An asterisk. There are several factors that skew these results. For example, the size of arxiv-sanity user base grows over time, so these results likely slightly favor papers that were published on arxiv later than earlier, as these would have come to more user’s attention as new papers on the site. Also, papers are not seen with equal frequencies — for instance if some paper gets tweeted out by someone popular, more people will see it, and more people might add it to their library. And finally, a good argument could be made that on arxiv-sanity “rich get richer”, because arxiv papers are not anonymous and celebrities could get more attention. In this particular case, ICLR 2017 is single-blind so this is not a differentiating factor.
- - - - - - -
*EXERCISES TO COMPLETE*
A - Summarize the passage on arxiv-sanity biases in two sentences.
B - Write the next part of the passage on arxiv-sanity biases, picking up after its final sentence.
The entries are not needed for this work.
- - - - - - -
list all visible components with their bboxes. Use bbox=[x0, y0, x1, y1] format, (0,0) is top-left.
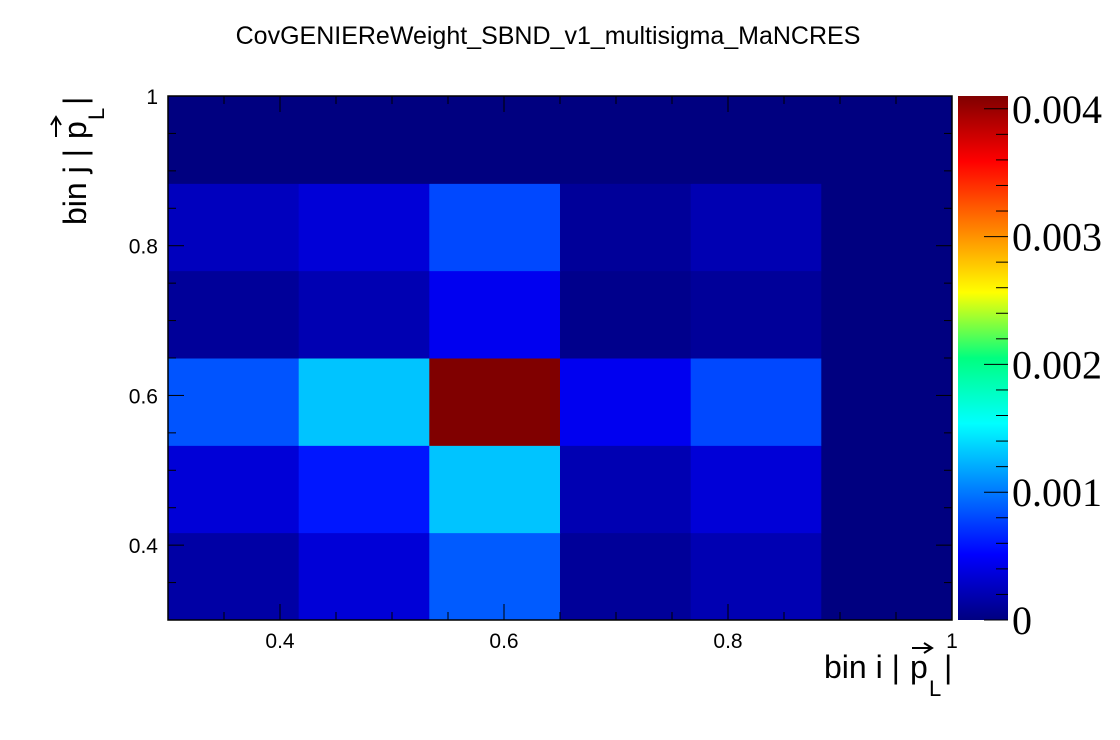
heatmap-cell bbox=[560, 183, 692, 272]
svg-text:p: p bbox=[57, 121, 93, 139]
heatmap-cell bbox=[690, 532, 822, 621]
chart-title: CovGENIEReWeight_SBND_v1_multisigma_MaNC… bbox=[236, 22, 861, 50]
x-tick-label: 0.8 bbox=[713, 630, 742, 653]
svg-text:L: L bbox=[929, 676, 941, 701]
heatmap-cell bbox=[429, 445, 561, 534]
heatmap-cell bbox=[560, 532, 692, 621]
heatmap-cell bbox=[298, 183, 430, 272]
heatmap-cell bbox=[821, 270, 953, 359]
heatmap-cell bbox=[560, 445, 692, 534]
heatmap-cell bbox=[298, 96, 430, 184]
color-scale-label: 0.002 bbox=[1012, 342, 1102, 387]
y-axis-title: bin j | p L | bbox=[50, 97, 109, 225]
svg-text:p: p bbox=[910, 649, 928, 685]
heatmap-cell bbox=[429, 270, 561, 359]
heatmap-cell bbox=[560, 270, 692, 359]
heatmap-cell bbox=[168, 270, 300, 359]
color-scale-bar bbox=[958, 96, 1008, 620]
heatmap-cell bbox=[298, 358, 430, 446]
x-tick-label: 0.6 bbox=[489, 630, 518, 653]
heatmap-cells bbox=[168, 96, 953, 621]
heatmap-cell bbox=[429, 358, 561, 446]
heatmap-cell bbox=[690, 270, 822, 359]
color-scale-label: 0 bbox=[1012, 598, 1032, 643]
y-tick-label: 0.8 bbox=[129, 236, 158, 259]
x-tick-label: 1 bbox=[946, 630, 958, 653]
color-scale-label: 0.004 bbox=[1012, 87, 1102, 132]
heatmap-cell bbox=[429, 532, 561, 621]
x-tick-label: 0.4 bbox=[265, 630, 295, 653]
heatmap-cell bbox=[821, 358, 953, 446]
heatmap-cell bbox=[298, 532, 430, 621]
heatmap-cell bbox=[821, 183, 953, 272]
color-scale-label: 0.001 bbox=[1012, 470, 1102, 515]
heatmap-cell bbox=[690, 445, 822, 534]
svg-text:bin j |: bin j | bbox=[57, 149, 93, 225]
heatmap-cell bbox=[821, 96, 953, 184]
heatmap-cell bbox=[690, 96, 822, 184]
heatmap-cell bbox=[168, 358, 300, 446]
heatmap-cell bbox=[429, 183, 561, 272]
heatmap-cell bbox=[168, 445, 300, 534]
color-scale-label: 0.003 bbox=[1012, 215, 1102, 260]
y-tick-label: 0.4 bbox=[129, 535, 159, 558]
color-scale: 0 0.001 0.002 0.003 0.004 bbox=[958, 87, 1102, 643]
svg-text:bin i |: bin i | bbox=[824, 649, 900, 685]
heatmap-cell bbox=[560, 358, 692, 446]
heatmap-cell bbox=[821, 532, 953, 621]
svg-text:L: L bbox=[84, 108, 109, 120]
y-tick-label: 1 bbox=[146, 86, 158, 109]
heatmap-cell bbox=[168, 532, 300, 621]
heatmap-cell bbox=[690, 183, 822, 272]
vector-arrow-icon bbox=[912, 642, 934, 654]
svg-text:|: | bbox=[944, 649, 952, 685]
heatmap-cell bbox=[690, 358, 822, 446]
heatmap-cell bbox=[168, 183, 300, 272]
heatmap-cell bbox=[298, 270, 430, 359]
heatmap-cell bbox=[298, 445, 430, 534]
x-axis-title: bin i | p L | bbox=[824, 642, 952, 701]
y-tick-label: 0.6 bbox=[129, 385, 158, 408]
heatmap-cell bbox=[821, 445, 953, 534]
vector-arrow-icon bbox=[50, 115, 62, 137]
axes: 0.4 0.6 0.8 1 0.4 0.6 0.8 1 bbox=[129, 86, 958, 653]
heatmap-cell bbox=[560, 96, 692, 184]
svg-text:|: | bbox=[57, 97, 93, 105]
heatmap-cell bbox=[429, 96, 561, 184]
heatmap-cell bbox=[168, 96, 300, 184]
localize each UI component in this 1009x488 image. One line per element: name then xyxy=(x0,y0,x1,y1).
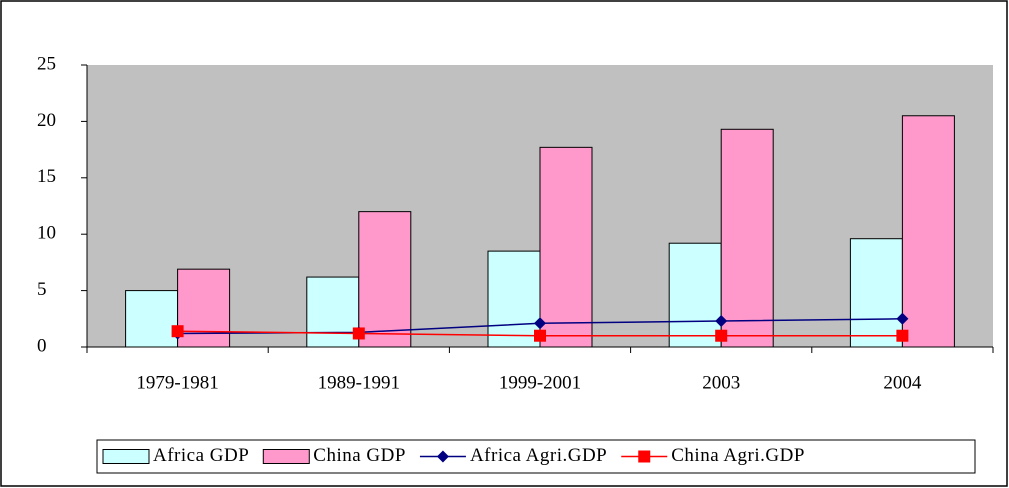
legend-swatch xyxy=(102,449,150,464)
line-marker xyxy=(534,329,546,342)
legend-marker xyxy=(638,450,651,463)
y-tick-label: 20 xyxy=(37,110,56,131)
y-tick-label: 25 xyxy=(37,53,56,74)
bar xyxy=(901,115,955,348)
line-marker xyxy=(896,329,909,342)
bar xyxy=(487,250,541,348)
x-tick-label: 1989-1991 xyxy=(318,372,400,393)
line-marker xyxy=(715,315,728,328)
bar xyxy=(306,276,360,348)
bar xyxy=(849,238,903,348)
line-marker xyxy=(534,317,546,330)
legend-swatch xyxy=(262,449,310,464)
legend-marker xyxy=(436,450,449,463)
x-tick-label: 1979-1981 xyxy=(136,372,218,393)
line-marker xyxy=(352,327,365,340)
bar xyxy=(539,146,593,348)
bar xyxy=(720,128,774,348)
legend-label: Africa GDP xyxy=(153,445,249,466)
y-tick-label: 10 xyxy=(37,223,56,244)
y-tick-label: 0 xyxy=(37,335,47,356)
line-marker xyxy=(896,312,909,325)
line-marker xyxy=(715,329,728,342)
x-tick-label: 1999-2001 xyxy=(499,372,581,393)
x-tick-label: 2004 xyxy=(883,372,922,393)
legend-label: Africa Agri.GDP xyxy=(470,445,607,466)
line-marker xyxy=(171,325,184,338)
bar xyxy=(358,211,412,348)
legend-label: China Agri.GDP xyxy=(671,445,805,466)
y-tick-label: 5 xyxy=(37,279,47,300)
x-tick-label: 2003 xyxy=(702,372,740,393)
bar xyxy=(668,242,722,348)
bar xyxy=(177,268,231,348)
bar xyxy=(125,290,179,348)
legend-label: China GDP xyxy=(313,445,406,466)
legend-box xyxy=(96,439,976,474)
y-tick-label: 15 xyxy=(37,166,56,187)
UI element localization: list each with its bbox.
- - - - - - -
*SOLVED PROBLEMS*
A - Several factors skew the results. The growing arxiv-sanity user base likely favors papers published later, papers are not seen with equal frequency, and a "rich get richer" effect could arise because arxiv papers are not anonymous, though ICLR 2017 is single-blind, so this last factor does not differentiate here.

B -
Overall, my own conclusion from this experiment is that there is quite a bit of signal here. And we’re getting it “for free” from a bottom up process on the internet, instead of something that takes a few hundred people several months. And as someone who has had a good amount of long, painful, stressful, rebuttals back and forth on both submitting/reviewing sides that dragged on for multiple weeks/months, I say: Maybe we don’t need it. Or at the very least maybe there is a lot of room for improvement.

EDIT1: someone suggested the fun idea that we add up the number of citations of these papers in ICLR 2018 submitted/accepted papers, and see which ranking “wins” on that metric. Looking forward to that :)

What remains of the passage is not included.